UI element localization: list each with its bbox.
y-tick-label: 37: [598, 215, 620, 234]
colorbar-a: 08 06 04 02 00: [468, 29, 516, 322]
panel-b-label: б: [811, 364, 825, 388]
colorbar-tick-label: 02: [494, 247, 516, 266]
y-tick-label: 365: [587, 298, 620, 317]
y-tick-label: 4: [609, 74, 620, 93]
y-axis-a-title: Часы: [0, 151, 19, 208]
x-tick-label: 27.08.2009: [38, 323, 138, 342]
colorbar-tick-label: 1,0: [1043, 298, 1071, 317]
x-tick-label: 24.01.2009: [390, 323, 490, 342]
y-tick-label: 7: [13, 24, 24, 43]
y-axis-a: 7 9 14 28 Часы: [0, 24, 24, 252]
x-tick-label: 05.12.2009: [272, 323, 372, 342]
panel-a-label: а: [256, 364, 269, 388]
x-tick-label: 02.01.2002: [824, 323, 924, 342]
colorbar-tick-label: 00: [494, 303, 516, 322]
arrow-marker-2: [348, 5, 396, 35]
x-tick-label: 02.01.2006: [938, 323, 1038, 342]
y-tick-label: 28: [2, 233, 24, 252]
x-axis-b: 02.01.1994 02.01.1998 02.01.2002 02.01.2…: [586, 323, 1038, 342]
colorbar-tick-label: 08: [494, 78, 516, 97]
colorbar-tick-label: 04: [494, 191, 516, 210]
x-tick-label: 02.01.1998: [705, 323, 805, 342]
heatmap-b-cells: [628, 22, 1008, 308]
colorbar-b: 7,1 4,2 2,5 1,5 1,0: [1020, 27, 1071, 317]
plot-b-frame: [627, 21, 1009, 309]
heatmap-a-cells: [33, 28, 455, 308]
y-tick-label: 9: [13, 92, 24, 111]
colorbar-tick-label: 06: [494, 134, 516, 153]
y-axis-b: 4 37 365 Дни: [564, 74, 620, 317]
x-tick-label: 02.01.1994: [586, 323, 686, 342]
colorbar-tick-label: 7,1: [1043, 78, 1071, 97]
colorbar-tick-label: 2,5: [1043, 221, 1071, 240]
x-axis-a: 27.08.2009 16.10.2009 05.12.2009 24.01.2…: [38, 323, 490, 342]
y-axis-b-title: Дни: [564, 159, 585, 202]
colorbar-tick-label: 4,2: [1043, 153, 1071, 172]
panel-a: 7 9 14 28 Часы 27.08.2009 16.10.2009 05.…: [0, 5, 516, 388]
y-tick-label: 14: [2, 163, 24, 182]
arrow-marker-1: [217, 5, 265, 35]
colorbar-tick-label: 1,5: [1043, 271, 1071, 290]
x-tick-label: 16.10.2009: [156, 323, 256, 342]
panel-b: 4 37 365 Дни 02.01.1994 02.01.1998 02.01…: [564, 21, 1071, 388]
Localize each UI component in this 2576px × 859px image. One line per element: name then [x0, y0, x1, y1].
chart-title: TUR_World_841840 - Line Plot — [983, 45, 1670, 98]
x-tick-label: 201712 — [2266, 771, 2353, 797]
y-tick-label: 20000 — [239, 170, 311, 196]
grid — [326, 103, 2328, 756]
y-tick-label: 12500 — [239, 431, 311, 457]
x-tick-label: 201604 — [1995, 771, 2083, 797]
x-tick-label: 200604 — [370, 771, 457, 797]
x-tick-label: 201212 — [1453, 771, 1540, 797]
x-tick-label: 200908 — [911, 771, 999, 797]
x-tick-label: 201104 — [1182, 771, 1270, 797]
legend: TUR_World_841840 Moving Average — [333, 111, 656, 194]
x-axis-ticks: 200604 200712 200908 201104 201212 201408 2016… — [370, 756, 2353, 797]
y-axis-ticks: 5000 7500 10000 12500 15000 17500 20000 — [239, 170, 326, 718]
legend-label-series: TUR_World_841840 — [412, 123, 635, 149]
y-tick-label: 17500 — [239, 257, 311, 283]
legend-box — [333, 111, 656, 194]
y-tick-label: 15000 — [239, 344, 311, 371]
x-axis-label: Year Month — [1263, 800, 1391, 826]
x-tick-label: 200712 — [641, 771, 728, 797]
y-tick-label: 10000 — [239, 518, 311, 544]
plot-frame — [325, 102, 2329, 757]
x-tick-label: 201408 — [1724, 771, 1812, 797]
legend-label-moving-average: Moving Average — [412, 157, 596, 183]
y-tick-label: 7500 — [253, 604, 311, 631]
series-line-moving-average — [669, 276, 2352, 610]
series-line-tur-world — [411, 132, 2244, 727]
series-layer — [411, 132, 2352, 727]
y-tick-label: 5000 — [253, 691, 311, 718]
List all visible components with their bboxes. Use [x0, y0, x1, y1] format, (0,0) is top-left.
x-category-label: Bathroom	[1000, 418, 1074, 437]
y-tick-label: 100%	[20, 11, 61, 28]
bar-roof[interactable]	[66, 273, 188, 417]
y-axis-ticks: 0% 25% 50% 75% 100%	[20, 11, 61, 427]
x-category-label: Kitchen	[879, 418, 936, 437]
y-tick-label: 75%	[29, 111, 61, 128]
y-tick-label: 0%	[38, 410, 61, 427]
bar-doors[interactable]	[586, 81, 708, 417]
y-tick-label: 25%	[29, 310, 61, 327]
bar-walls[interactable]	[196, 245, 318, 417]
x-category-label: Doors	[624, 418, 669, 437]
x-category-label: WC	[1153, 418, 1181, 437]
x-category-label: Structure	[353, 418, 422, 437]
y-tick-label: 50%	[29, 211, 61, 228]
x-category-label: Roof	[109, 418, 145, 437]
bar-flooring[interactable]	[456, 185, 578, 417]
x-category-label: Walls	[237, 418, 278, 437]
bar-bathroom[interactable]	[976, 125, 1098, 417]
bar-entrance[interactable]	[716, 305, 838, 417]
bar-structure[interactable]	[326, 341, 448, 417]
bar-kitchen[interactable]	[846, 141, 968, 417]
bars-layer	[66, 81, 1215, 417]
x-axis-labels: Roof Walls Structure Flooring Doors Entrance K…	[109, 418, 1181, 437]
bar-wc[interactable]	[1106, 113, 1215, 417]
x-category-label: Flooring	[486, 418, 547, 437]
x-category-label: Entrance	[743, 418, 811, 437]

- AIM: Reproduce all of the data above line for line, with every character unchanged.

- THE COMPLETED TASK:
UI element localization: list each with its bbox.
y-tick-label: 37: [598, 215, 620, 234]
colorbar-a: 08 06 04 02 00: [468, 29, 516, 322]
panel-b-label: б: [811, 364, 825, 388]
colorbar-tick-label: 02: [494, 247, 516, 266]
y-tick-label: 365: [587, 298, 620, 317]
y-tick-label: 4: [609, 74, 620, 93]
y-axis-a-title: Часы: [0, 151, 19, 208]
x-tick-label: 27.08.2009: [38, 323, 138, 342]
colorbar-tick-label: 1,0: [1043, 298, 1071, 317]
x-tick-label: 24.01.2009: [390, 323, 490, 342]
y-tick-label: 7: [13, 24, 24, 43]
y-axis-a: 7 9 14 28 Часы: [0, 24, 24, 252]
x-tick-label: 05.12.2009: [272, 323, 372, 342]
panel-a-label: а: [256, 364, 269, 388]
x-tick-label: 02.01.2002: [824, 323, 924, 342]
colorbar-tick-label: 00: [494, 303, 516, 322]
arrow-marker-2: [348, 5, 396, 35]
x-tick-label: 02.01.2006: [938, 323, 1038, 342]
y-tick-label: 28: [2, 233, 24, 252]
x-axis-b: 02.01.1994 02.01.1998 02.01.2002 02.01.2…: [586, 323, 1038, 342]
colorbar-tick-label: 08: [494, 78, 516, 97]
colorbar-tick-label: 04: [494, 191, 516, 210]
x-tick-label: 02.01.1998: [705, 323, 805, 342]
heatmap-b-cells: [628, 22, 1008, 308]
colorbar-b: 7,1 4,2 2,5 1,5 1,0: [1020, 27, 1071, 317]
plot-b-frame: [627, 21, 1009, 309]
heatmap-a-cells: [33, 28, 455, 308]
y-tick-label: 9: [13, 92, 24, 111]
colorbar-tick-label: 06: [494, 134, 516, 153]
y-axis-b: 4 37 365 Дни: [564, 74, 620, 317]
x-tick-label: 02.01.1994: [586, 323, 686, 342]
colorbar-tick-label: 7,1: [1043, 78, 1071, 97]
colorbar-tick-label: 2,5: [1043, 221, 1071, 240]
x-axis-a: 27.08.2009 16.10.2009 05.12.2009 24.01.2…: [38, 323, 490, 342]
y-axis-b-title: Дни: [564, 159, 585, 202]
colorbar-tick-label: 4,2: [1043, 153, 1071, 172]
panel-a: 7 9 14 28 Часы 27.08.2009 16.10.2009 05.…: [0, 5, 516, 388]
y-tick-label: 14: [2, 163, 24, 182]
arrow-marker-1: [217, 5, 265, 35]
colorbar-tick-label: 1,5: [1043, 271, 1071, 290]
x-tick-label: 16.10.2009: [156, 323, 256, 342]
panel-b: 4 37 365 Дни 02.01.1994 02.01.1998 02.01…: [564, 21, 1071, 388]
Localize each UI component in this 2576px × 859px image. One line per element: name then [x0, y0, x1, y1].
chart-title: TUR_World_841840 - Line Plot — [983, 45, 1670, 98]
x-tick-label: 201712 — [2266, 771, 2353, 797]
y-tick-label: 20000 — [239, 170, 311, 196]
grid — [326, 103, 2328, 756]
y-tick-label: 12500 — [239, 431, 311, 457]
x-tick-label: 201604 — [1995, 771, 2083, 797]
x-tick-label: 200604 — [370, 771, 457, 797]
x-tick-label: 201212 — [1453, 771, 1540, 797]
x-tick-label: 200908 — [911, 771, 999, 797]
x-tick-label: 201104 — [1182, 771, 1270, 797]
legend: TUR_World_841840 Moving Average — [333, 111, 656, 194]
x-axis-ticks: 200604 200712 200908 201104 201212 201408 2016… — [370, 756, 2353, 797]
y-axis-ticks: 5000 7500 10000 12500 15000 17500 20000 — [239, 170, 326, 718]
legend-label-series: TUR_World_841840 — [412, 123, 635, 149]
y-tick-label: 17500 — [239, 257, 311, 283]
legend-box — [333, 111, 656, 194]
y-tick-label: 15000 — [239, 344, 311, 371]
x-axis-label: Year Month — [1263, 800, 1391, 826]
x-tick-label: 200712 — [641, 771, 728, 797]
y-tick-label: 10000 — [239, 518, 311, 544]
plot-frame — [325, 102, 2329, 757]
x-tick-label: 201408 — [1724, 771, 1812, 797]
legend-label-moving-average: Moving Average — [412, 157, 596, 183]
y-tick-label: 7500 — [253, 604, 311, 631]
series-line-moving-average — [669, 276, 2352, 610]
series-line-tur-world — [411, 132, 2244, 727]
series-layer — [411, 132, 2352, 727]
y-tick-label: 5000 — [253, 691, 311, 718]
List all visible components with their bboxes. Use [x0, y0, x1, y1] format, (0,0) is top-left.
x-category-label: Bathroom	[1000, 418, 1074, 437]
y-tick-label: 100%	[20, 11, 61, 28]
bar-roof[interactable]	[66, 273, 188, 417]
y-axis-ticks: 0% 25% 50% 75% 100%	[20, 11, 61, 427]
x-category-label: Kitchen	[879, 418, 936, 437]
y-tick-label: 75%	[29, 111, 61, 128]
y-tick-label: 0%	[38, 410, 61, 427]
bar-doors[interactable]	[586, 81, 708, 417]
y-tick-label: 25%	[29, 310, 61, 327]
bar-walls[interactable]	[196, 245, 318, 417]
x-category-label: Doors	[624, 418, 669, 437]
x-category-label: WC	[1153, 418, 1181, 437]
x-category-label: Structure	[353, 418, 422, 437]
y-tick-label: 50%	[29, 211, 61, 228]
x-category-label: Roof	[109, 418, 145, 437]
bar-flooring[interactable]	[456, 185, 578, 417]
x-category-label: Walls	[237, 418, 278, 437]
bar-bathroom[interactable]	[976, 125, 1098, 417]
bar-entrance[interactable]	[716, 305, 838, 417]
bar-structure[interactable]	[326, 341, 448, 417]
bar-kitchen[interactable]	[846, 141, 968, 417]
bars-layer	[66, 81, 1215, 417]
x-axis-labels: Roof Walls Structure Flooring Doors Entrance K…	[109, 418, 1181, 437]
bar-wc[interactable]	[1106, 113, 1215, 417]
x-category-label: Flooring	[486, 418, 547, 437]
x-category-label: Entrance	[743, 418, 811, 437]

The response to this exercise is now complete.